JOB. Can you quote the records below in full, word for word?

Figure record listings:
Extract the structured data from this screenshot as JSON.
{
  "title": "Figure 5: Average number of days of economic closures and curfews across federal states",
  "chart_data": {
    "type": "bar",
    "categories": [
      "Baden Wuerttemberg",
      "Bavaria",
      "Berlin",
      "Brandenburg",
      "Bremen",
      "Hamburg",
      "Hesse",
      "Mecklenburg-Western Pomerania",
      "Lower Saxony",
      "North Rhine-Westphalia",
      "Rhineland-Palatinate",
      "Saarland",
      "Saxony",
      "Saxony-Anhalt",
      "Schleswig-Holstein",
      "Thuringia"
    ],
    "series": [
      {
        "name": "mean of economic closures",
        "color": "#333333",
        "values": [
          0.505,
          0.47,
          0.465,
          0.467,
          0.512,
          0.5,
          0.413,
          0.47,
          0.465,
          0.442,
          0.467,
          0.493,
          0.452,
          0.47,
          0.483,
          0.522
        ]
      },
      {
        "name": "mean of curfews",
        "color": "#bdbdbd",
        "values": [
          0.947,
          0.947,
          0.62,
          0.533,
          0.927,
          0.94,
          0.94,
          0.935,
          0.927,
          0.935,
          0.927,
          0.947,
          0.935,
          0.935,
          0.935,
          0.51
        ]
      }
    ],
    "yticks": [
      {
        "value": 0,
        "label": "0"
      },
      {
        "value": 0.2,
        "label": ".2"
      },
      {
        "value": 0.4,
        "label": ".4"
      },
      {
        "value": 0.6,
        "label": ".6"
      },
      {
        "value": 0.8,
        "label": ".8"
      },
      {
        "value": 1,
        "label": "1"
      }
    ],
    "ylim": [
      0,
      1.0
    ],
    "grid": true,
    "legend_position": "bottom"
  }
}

SOLUTION TO THE PROBLEM.
Extract the structured data from this screenshot as JSON.
{
  "title": "Figure 5: Average number of days of economic closures and curfews across federal states",
  "chart_data": {
    "type": "bar",
    "categories": [
      "Baden Wuerttemberg",
      "Bavaria",
      "Berlin",
      "Brandenburg",
      "Bremen",
      "Hamburg",
      "Hesse",
      "Mecklenburg-Western Pomerania",
      "Lower Saxony",
      "North Rhine-Westphalia",
      "Rhineland-Palatinate",
      "Saarland",
      "Saxony",
      "Saxony-Anhalt",
      "Schleswig-Holstein",
      "Thuringia"
    ],
    "series": [
      {
        "name": "mean of economic closures",
        "color": "#333333",
        "values": [
          0.505,
          0.47,
          0.465,
          0.467,
          0.512,
          0.5,
          0.413,
          0.47,
          0.465,
          0.442,
          0.467,
          0.493,
          0.452,
          0.47,
          0.483,
          0.522
        ]
      },
      {
        "name": "mean of curfews",
        "color": "#bdbdbd",
        "values": [
          0.947,
          0.947,
          0.62,
          0.533,
          0.927,
          0.94,
          0.94,
          0.935,
          0.927,
          0.935,
          0.927,
          0.947,
          0.935,
          0.935,
          0.935,
          0.51
        ]
      }
    ],
    "yticks": [
      {
        "value": 0,
        "label": "0"
      },
      {
        "value": 0.2,
        "label": ".2"
      },
      {
        "value": 0.4,
        "label": ".4"
      },
      {
        "value": 0.6,
        "label": ".6"
      },
      {
        "value": 0.8,
        "label": ".8"
      },
      {
        "value": 1,
        "label": "1"
      }
    ],
    "ylim": [
      0,
      1.0
    ],
    "grid": true,
    "legend_position": "bottom"
  }
}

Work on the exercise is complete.